(Figure dataset records)
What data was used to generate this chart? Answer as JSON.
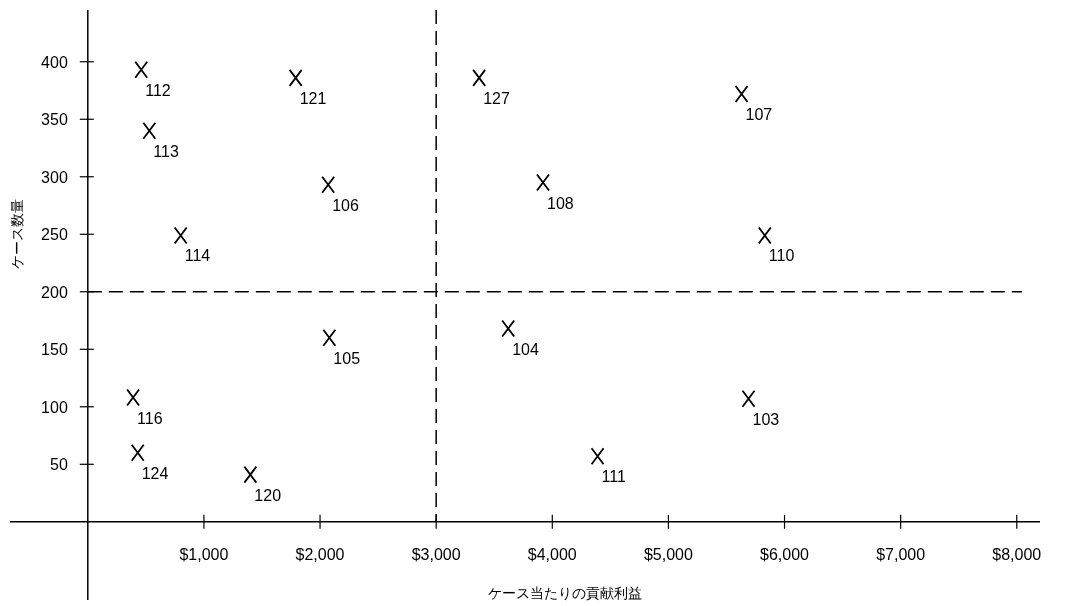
{
  "chart_data": {
    "type": "scatter",
    "xlabel": "ケース当たりの貢献利益",
    "ylabel": "ケース数量",
    "series": [
      {
        "color": "#000000",
        "x": [
          460,
          530,
          800,
          1790,
          2070,
          3370,
          5630,
          3920,
          5830,
          2080,
          390,
          430,
          1400,
          3620,
          5690,
          4390
        ],
        "values": [
          393,
          340,
          249,
          386,
          293,
          386,
          372,
          295,
          249,
          160,
          108,
          60,
          41,
          168,
          107,
          57
        ]
      }
    ],
    "annotations": [
      {
        "text": "112",
        "x": 460,
        "y": 393
      },
      {
        "text": "113",
        "x": 530,
        "y": 340
      },
      {
        "text": "114",
        "x": 800,
        "y": 249
      },
      {
        "text": "121",
        "x": 1790,
        "y": 386
      },
      {
        "text": "106",
        "x": 2070,
        "y": 293
      },
      {
        "text": "127",
        "x": 3370,
        "y": 386
      },
      {
        "text": "107",
        "x": 5630,
        "y": 372
      },
      {
        "text": "108",
        "x": 3920,
        "y": 295
      },
      {
        "text": "110",
        "x": 5830,
        "y": 249
      },
      {
        "text": "105",
        "x": 2080,
        "y": 160
      },
      {
        "text": "116",
        "x": 390,
        "y": 108
      },
      {
        "text": "124",
        "x": 430,
        "y": 60
      },
      {
        "text": "120",
        "x": 1400,
        "y": 41
      },
      {
        "text": "104",
        "x": 3620,
        "y": 168
      },
      {
        "text": "103",
        "x": 5690,
        "y": 107
      },
      {
        "text": "111",
        "x": 4390,
        "y": 57
      }
    ],
    "xlim": [
      -670,
      8200
    ],
    "ylim": [
      -68,
      445
    ],
    "xticks": [
      {
        "value": 1000,
        "label": "$1,000"
      },
      {
        "value": 2000,
        "label": "$2,000"
      },
      {
        "value": 3000,
        "label": "$3,000"
      },
      {
        "value": 4000,
        "label": "$4,000"
      },
      {
        "value": 5000,
        "label": "$5,000"
      },
      {
        "value": 6000,
        "label": "$6,000"
      },
      {
        "value": 7000,
        "label": "$7,000"
      },
      {
        "value": 8000,
        "label": "$8,000"
      }
    ],
    "yticks": [
      50,
      100,
      150,
      200,
      250,
      300,
      350,
      400
    ],
    "ref_lines": [
      {
        "axis": "x",
        "value": 3000,
        "line_style": "dashed"
      },
      {
        "axis": "y",
        "value": 200,
        "line_style": "dashed"
      }
    ],
    "marker": "cross",
    "grid": false
  }
}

**What the task requires**: Make a word-for-word copy of the entries, without any pictures.

**Response for this exercise**:
What data was used to generate this chart? Answer as JSON.
{
  "chart_data": {
    "type": "scatter",
    "xlabel": "ケース当たりの貢献利益",
    "ylabel": "ケース数量",
    "series": [
      {
        "color": "#000000",
        "x": [
          460,
          530,
          800,
          1790,
          2070,
          3370,
          5630,
          3920,
          5830,
          2080,
          390,
          430,
          1400,
          3620,
          5690,
          4390
        ],
        "values": [
          393,
          340,
          249,
          386,
          293,
          386,
          372,
          295,
          249,
          160,
          108,
          60,
          41,
          168,
          107,
          57
        ]
      }
    ],
    "annotations": [
      {
        "text": "112",
        "x": 460,
        "y": 393
      },
      {
        "text": "113",
        "x": 530,
        "y": 340
      },
      {
        "text": "114",
        "x": 800,
        "y": 249
      },
      {
        "text": "121",
        "x": 1790,
        "y": 386
      },
      {
        "text": "106",
        "x": 2070,
        "y": 293
      },
      {
        "text": "127",
        "x": 3370,
        "y": 386
      },
      {
        "text": "107",
        "x": 5630,
        "y": 372
      },
      {
        "text": "108",
        "x": 3920,
        "y": 295
      },
      {
        "text": "110",
        "x": 5830,
        "y": 249
      },
      {
        "text": "105",
        "x": 2080,
        "y": 160
      },
      {
        "text": "116",
        "x": 390,
        "y": 108
      },
      {
        "text": "124",
        "x": 430,
        "y": 60
      },
      {
        "text": "120",
        "x": 1400,
        "y": 41
      },
      {
        "text": "104",
        "x": 3620,
        "y": 168
      },
      {
        "text": "103",
        "x": 5690,
        "y": 107
      },
      {
        "text": "111",
        "x": 4390,
        "y": 57
      }
    ],
    "xlim": [
      -670,
      8200
    ],
    "ylim": [
      -68,
      445
    ],
    "xticks": [
      {
        "value": 1000,
        "label": "$1,000"
      },
      {
        "value": 2000,
        "label": "$2,000"
      },
      {
        "value": 3000,
        "label": "$3,000"
      },
      {
        "value": 4000,
        "label": "$4,000"
      },
      {
        "value": 5000,
        "label": "$5,000"
      },
      {
        "value": 6000,
        "label": "$6,000"
      },
      {
        "value": 7000,
        "label": "$7,000"
      },
      {
        "value": 8000,
        "label": "$8,000"
      }
    ],
    "yticks": [
      50,
      100,
      150,
      200,
      250,
      300,
      350,
      400
    ],
    "ref_lines": [
      {
        "axis": "x",
        "value": 3000,
        "line_style": "dashed"
      },
      {
        "axis": "y",
        "value": 200,
        "line_style": "dashed"
      }
    ],
    "marker": "cross",
    "grid": false
  }
}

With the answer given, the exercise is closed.